Data entries
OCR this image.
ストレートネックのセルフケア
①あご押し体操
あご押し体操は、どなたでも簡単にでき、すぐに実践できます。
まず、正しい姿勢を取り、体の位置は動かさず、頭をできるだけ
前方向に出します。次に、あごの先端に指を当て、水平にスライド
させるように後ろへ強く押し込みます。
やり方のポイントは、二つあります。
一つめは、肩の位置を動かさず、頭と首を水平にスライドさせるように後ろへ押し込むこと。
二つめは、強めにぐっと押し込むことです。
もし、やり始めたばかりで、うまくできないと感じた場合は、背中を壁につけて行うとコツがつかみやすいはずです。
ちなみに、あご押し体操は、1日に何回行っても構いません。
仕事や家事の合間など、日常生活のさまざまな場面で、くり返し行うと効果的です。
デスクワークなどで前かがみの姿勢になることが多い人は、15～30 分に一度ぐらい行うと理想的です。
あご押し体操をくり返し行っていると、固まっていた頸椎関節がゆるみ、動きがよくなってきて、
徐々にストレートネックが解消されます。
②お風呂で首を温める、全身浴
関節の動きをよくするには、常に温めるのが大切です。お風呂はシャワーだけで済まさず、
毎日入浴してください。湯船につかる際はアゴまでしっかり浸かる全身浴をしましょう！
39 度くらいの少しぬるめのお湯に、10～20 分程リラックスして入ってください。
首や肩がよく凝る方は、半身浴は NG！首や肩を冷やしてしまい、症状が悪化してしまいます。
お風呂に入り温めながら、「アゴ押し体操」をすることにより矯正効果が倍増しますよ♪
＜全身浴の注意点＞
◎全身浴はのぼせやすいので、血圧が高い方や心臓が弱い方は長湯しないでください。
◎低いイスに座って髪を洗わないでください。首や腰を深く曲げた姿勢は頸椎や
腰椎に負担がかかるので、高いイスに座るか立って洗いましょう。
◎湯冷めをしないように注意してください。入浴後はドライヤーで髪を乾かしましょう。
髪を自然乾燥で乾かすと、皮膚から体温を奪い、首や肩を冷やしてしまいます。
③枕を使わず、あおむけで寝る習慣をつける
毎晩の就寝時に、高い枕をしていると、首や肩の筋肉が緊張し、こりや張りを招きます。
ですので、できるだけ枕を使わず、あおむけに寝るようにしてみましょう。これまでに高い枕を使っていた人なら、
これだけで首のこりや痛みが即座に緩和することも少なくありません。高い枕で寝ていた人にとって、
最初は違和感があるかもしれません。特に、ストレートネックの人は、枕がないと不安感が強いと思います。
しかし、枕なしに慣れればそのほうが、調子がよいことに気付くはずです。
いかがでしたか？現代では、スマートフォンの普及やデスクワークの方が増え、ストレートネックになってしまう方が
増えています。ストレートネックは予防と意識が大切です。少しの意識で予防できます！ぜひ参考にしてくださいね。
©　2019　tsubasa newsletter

- **What is expected**
Which lines in the listing above hold the word "あご押し体操は"? Show each of them.

- **The response**
あご押し体操は、どなたでも簡単にでき、すぐに実践できます。
ちなみに、あご押し体操は、1日に何回行っても構いません。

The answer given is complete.